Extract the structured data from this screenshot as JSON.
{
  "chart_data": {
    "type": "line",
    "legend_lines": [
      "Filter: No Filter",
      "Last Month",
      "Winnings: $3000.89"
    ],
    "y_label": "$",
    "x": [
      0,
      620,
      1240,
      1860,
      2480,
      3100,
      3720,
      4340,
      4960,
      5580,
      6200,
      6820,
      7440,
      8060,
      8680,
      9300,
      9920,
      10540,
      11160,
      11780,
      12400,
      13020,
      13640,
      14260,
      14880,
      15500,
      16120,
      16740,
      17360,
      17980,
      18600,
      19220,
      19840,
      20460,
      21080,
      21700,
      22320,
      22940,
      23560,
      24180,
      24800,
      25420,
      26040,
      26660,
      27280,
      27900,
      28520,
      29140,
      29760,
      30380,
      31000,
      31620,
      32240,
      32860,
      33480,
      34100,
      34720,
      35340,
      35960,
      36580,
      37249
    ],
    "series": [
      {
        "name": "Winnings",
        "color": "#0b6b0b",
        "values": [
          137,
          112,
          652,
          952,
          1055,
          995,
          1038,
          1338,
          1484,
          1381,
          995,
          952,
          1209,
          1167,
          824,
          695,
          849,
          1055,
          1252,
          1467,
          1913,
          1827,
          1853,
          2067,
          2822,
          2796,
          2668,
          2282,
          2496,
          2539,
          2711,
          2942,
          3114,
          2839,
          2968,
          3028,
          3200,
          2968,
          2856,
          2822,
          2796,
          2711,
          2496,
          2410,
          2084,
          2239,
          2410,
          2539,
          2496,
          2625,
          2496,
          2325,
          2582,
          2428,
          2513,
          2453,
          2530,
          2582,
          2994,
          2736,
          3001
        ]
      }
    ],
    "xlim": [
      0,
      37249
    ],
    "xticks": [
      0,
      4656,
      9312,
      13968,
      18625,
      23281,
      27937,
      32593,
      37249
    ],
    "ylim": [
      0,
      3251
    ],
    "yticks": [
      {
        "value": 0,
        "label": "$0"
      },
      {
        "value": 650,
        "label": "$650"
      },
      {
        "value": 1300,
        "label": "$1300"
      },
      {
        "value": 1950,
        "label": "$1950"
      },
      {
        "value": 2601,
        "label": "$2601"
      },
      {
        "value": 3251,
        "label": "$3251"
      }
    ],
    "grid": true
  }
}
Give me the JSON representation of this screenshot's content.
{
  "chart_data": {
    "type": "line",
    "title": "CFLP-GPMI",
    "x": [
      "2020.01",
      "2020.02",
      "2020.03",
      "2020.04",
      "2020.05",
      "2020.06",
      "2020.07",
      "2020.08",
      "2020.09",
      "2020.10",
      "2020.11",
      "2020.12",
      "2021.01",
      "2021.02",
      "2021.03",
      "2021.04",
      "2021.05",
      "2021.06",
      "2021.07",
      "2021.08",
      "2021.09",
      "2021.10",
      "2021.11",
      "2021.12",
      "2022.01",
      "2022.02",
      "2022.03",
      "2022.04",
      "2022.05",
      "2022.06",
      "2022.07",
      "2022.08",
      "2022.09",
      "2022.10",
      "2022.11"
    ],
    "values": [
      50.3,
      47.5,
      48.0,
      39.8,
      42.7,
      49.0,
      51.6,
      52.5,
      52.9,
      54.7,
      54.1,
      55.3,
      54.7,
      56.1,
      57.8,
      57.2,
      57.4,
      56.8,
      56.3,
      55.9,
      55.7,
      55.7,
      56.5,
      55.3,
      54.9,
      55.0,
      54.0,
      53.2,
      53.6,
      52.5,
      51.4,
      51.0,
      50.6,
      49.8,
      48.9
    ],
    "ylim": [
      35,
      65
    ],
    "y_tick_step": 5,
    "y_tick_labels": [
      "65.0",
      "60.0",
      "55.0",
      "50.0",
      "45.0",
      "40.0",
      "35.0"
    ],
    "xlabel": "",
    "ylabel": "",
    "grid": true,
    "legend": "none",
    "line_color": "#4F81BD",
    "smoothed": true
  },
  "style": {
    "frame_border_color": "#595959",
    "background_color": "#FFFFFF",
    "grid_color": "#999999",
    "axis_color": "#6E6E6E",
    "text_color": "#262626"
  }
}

WORK TO DO:
Repeat the material word for word, in full.

COMPLETED EXERCISE:
Extract the structured data from this screenshot as JSON.
{
  "chart_data": {
    "type": "line",
    "legend_lines": [
      "Filter: No Filter",
      "Last Month",
      "Winnings: $3000.89"
    ],
    "y_label": "$",
    "x": [
      0,
      620,
      1240,
      1860,
      2480,
      3100,
      3720,
      4340,
      4960,
      5580,
      6200,
      6820,
      7440,
      8060,
      8680,
      9300,
      9920,
      10540,
      11160,
      11780,
      12400,
      13020,
      13640,
      14260,
      14880,
      15500,
      16120,
      16740,
      17360,
      17980,
      18600,
      19220,
      19840,
      20460,
      21080,
      21700,
      22320,
      22940,
      23560,
      24180,
      24800,
      25420,
      26040,
      26660,
      27280,
      27900,
      28520,
      29140,
      29760,
      30380,
      31000,
      31620,
      32240,
      32860,
      33480,
      34100,
      34720,
      35340,
      35960,
      36580,
      37249
    ],
    "series": [
      {
        "name": "Winnings",
        "color": "#0b6b0b",
        "values": [
          137,
          112,
          652,
          952,
          1055,
          995,
          1038,
          1338,
          1484,
          1381,
          995,
          952,
          1209,
          1167,
          824,
          695,
          849,
          1055,
          1252,
          1467,
          1913,
          1827,
          1853,
          2067,
          2822,
          2796,
          2668,
          2282,
          2496,
          2539,
          2711,
          2942,
          3114,
          2839,
          2968,
          3028,
          3200,
          2968,
          2856,
          2822,
          2796,
          2711,
          2496,
          2410,
          2084,
          2239,
          2410,
          2539,
          2496,
          2625,
          2496,
          2325,
          2582,
          2428,
          2513,
          2453,
          2530,
          2582,
          2994,
          2736,
          3001
        ]
      }
    ],
    "xlim": [
      0,
      37249
    ],
    "xticks": [
      0,
      4656,
      9312,
      13968,
      18625,
      23281,
      27937,
      32593,
      37249
    ],
    "ylim": [
      0,
      3251
    ],
    "yticks": [
      {
        "value": 0,
        "label": "$0"
      },
      {
        "value": 650,
        "label": "$650"
      },
      {
        "value": 1300,
        "label": "$1300"
      },
      {
        "value": 1950,
        "label": "$1950"
      },
      {
        "value": 2601,
        "label": "$2601"
      },
      {
        "value": 3251,
        "label": "$3251"
      }
    ],
    "grid": true
  }
}
Give me the JSON representation of this screenshot's content.
{
  "chart_data": {
    "type": "line",
    "title": "CFLP-GPMI",
    "x": [
      "2020.01",
      "2020.02",
      "2020.03",
      "2020.04",
      "2020.05",
      "2020.06",
      "2020.07",
      "2020.08",
      "2020.09",
      "2020.10",
      "2020.11",
      "2020.12",
      "2021.01",
      "2021.02",
      "2021.03",
      "2021.04",
      "2021.05",
      "2021.06",
      "2021.07",
      "2021.08",
      "2021.09",
      "2021.10",
      "2021.11",
      "2021.12",
      "2022.01",
      "2022.02",
      "2022.03",
      "2022.04",
      "2022.05",
      "2022.06",
      "2022.07",
      "2022.08",
      "2022.09",
      "2022.10",
      "2022.11"
    ],
    "values": [
      50.3,
      47.5,
      48.0,
      39.8,
      42.7,
      49.0,
      51.6,
      52.5,
      52.9,
      54.7,
      54.1,
      55.3,
      54.7,
      56.1,
      57.8,
      57.2,
      57.4,
      56.8,
      56.3,
      55.9,
      55.7,
      55.7,
      56.5,
      55.3,
      54.9,
      55.0,
      54.0,
      53.2,
      53.6,
      52.5,
      51.4,
      51.0,
      50.6,
      49.8,
      48.9
    ],
    "ylim": [
      35,
      65
    ],
    "y_tick_step": 5,
    "y_tick_labels": [
      "65.0",
      "60.0",
      "55.0",
      "50.0",
      "45.0",
      "40.0",
      "35.0"
    ],
    "xlabel": "",
    "ylabel": "",
    "grid": true,
    "legend": "none",
    "line_color": "#4F81BD",
    "smoothed": true
  },
  "style": {
    "frame_border_color": "#595959",
    "background_color": "#FFFFFF",
    "grid_color": "#999999",
    "axis_color": "#6E6E6E",
    "text_color": "#262626"
  }
}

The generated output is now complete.